[Problem] Keep the pictures out and restate every record exactly.

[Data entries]
>> BEGIN
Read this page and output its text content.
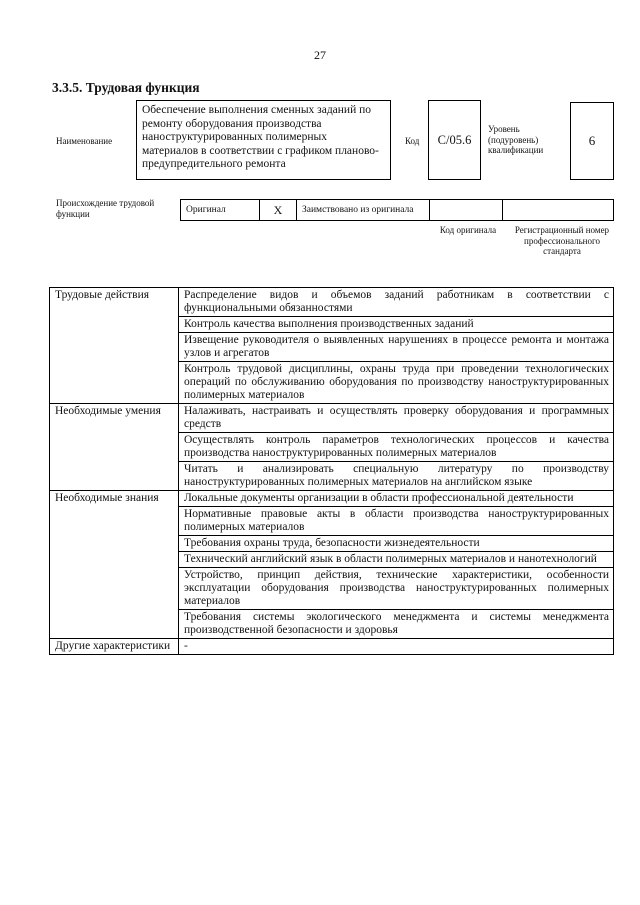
27
3.3.5. Трудовая функция
Наименование
Обеспечение выполнения сменных заданий по ремонту оборудования производства наноструктурированных полимерных материалов в соответствии с графиком планово-предупредительного ремонта
Код	C/05.6
Уровень (подуровень) квалификации
6
Происхождение трудовой функции	Оригинал	X	Заимствовано из оригинала		
Код оригинала	Регистрационный номер профессионального стандарта
Трудовые действия	Распределение видов и объемов заданий работникам в соответствии с функциональными обязанностями
	Контроль качества выполнения производственных заданий
	Извещение руководителя о выявленных нарушениях в процессе ремонта и монтажа узлов и агрегатов
	Контроль трудовой дисциплины, охраны труда при проведении технологических операций по обслуживанию оборудования по производству наноструктурированных полимерных материалов
Необходимые умения	Налаживать, настраивать и осуществлять проверку оборудования и программных средств
	Осуществлять контроль параметров технологических процессов и качества производства наноструктурированных полимерных материалов
	Читать и анализировать специальную литературу по производству наноструктурированных полимерных материалов на английском языке
Необходимые знания	Локальные документы организации в области профессиональной деятельности
	Нормативные правовые акты в области производства наноструктурированных полимерных материалов
	Требования охраны труда, безопасности жизнедеятельности
	Технический английский язык в области полимерных материалов и нанотехнологий
	Устройство, принцип действия, технические характеристики, особенности эксплуатации оборудования производства наноструктурированных полимерных материалов
	Требования системы экологического менеджмента и системы менеджмента производственной безопасности и здоровья
Другие характеристики	-
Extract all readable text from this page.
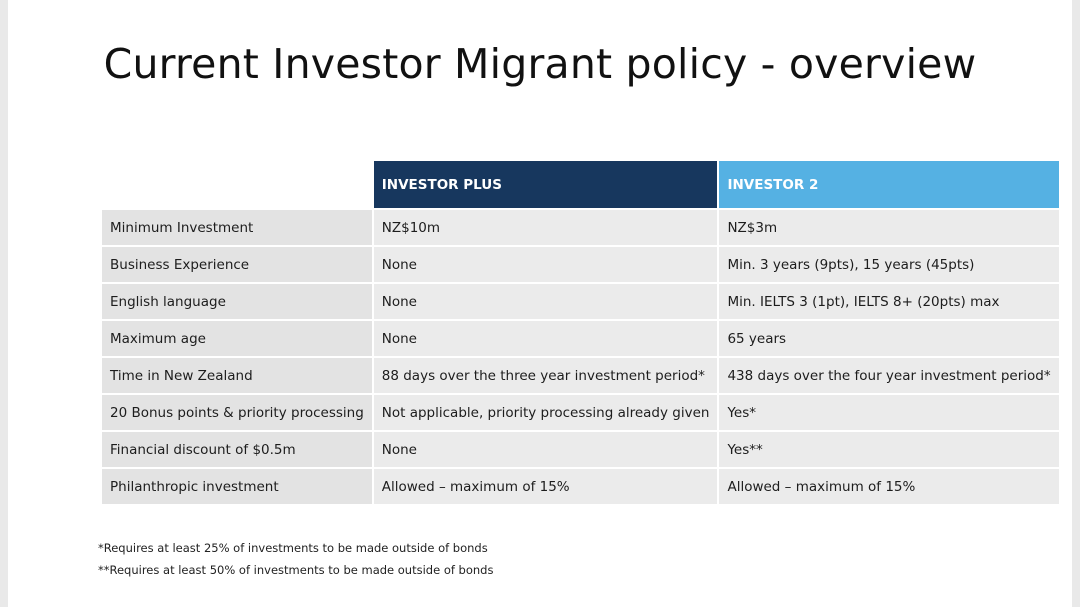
Current Investor Migrant policy - overview
	INVESTOR PLUS	INVESTOR 2
Minimum Investment	NZ$10m	NZ$3m
Business Experience	None	Min. 3 years (9pts), 15 years (45pts)
English language	None	Min. IELTS 3 (1pt), IELTS 8+ (20pts) max
Maximum age	None	65 years
Time in New Zealand	88 days over the three year investment period*	438 days over the four year investment period*
20 Bonus points & priority processing	Not applicable, priority processing already given	Yes*
Financial discount of $0.5m	None	Yes**
Philanthropic investment	Allowed – maximum of 15%	Allowed – maximum of 15%
*Requires at least 25% of investments to be made outside of bonds
**Requires at least 50% of investments to be made outside of bonds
>> END
[Task answer]
Read this page and output its text content.
27
3.3.5. Трудовая функция
Наименование
Обеспечение выполнения сменных заданий по ремонту оборудования производства наноструктурированных полимерных материалов в соответствии с графиком планово-предупредительного ремонта
Код	C/05.6
Уровень (подуровень) квалификации
6
Происхождение трудовой функции	Оригинал	X	Заимствовано из оригинала		
Код оригинала	Регистрационный номер профессионального стандарта
Трудовые действия	Распределение видов и объемов заданий работникам в соответствии с функциональными обязанностями
	Контроль качества выполнения производственных заданий
	Извещение руководителя о выявленных нарушениях в процессе ремонта и монтажа узлов и агрегатов
	Контроль трудовой дисциплины, охраны труда при проведении технологических операций по обслуживанию оборудования по производству наноструктурированных полимерных материалов
Необходимые умения	Налаживать, настраивать и осуществлять проверку оборудования и программных средств
	Осуществлять контроль параметров технологических процессов и качества производства наноструктурированных полимерных материалов
	Читать и анализировать специальную литературу по производству наноструктурированных полимерных материалов на английском языке
Необходимые знания	Локальные документы организации в области профессиональной деятельности
	Нормативные правовые акты в области производства наноструктурированных полимерных материалов
	Требования охраны труда, безопасности жизнедеятельности
	Технический английский язык в области полимерных материалов и нанотехнологий
	Устройство, принцип действия, технические характеристики, особенности эксплуатации оборудования производства наноструктурированных полимерных материалов
	Требования системы экологического менеджмента и системы менеджмента производственной безопасности и здоровья
Другие характеристики	-
Extract all readable text from this page.
Current Investor Migrant policy - overview
	INVESTOR PLUS	INVESTOR 2
Minimum Investment	NZ$10m	NZ$3m
Business Experience	None	Min. 3 years (9pts), 15 years (45pts)
English language	None	Min. IELTS 3 (1pt), IELTS 8+ (20pts) max
Maximum age	None	65 years
Time in New Zealand	88 days over the three year investment period*	438 days over the four year investment period*
20 Bonus points & priority processing	Not applicable, priority processing already given	Yes*
Financial discount of $0.5m	None	Yes**
Philanthropic investment	Allowed – maximum of 15%	Allowed – maximum of 15%
*Requires at least 25% of investments to be made outside of bonds
**Requires at least 50% of investments to be made outside of bonds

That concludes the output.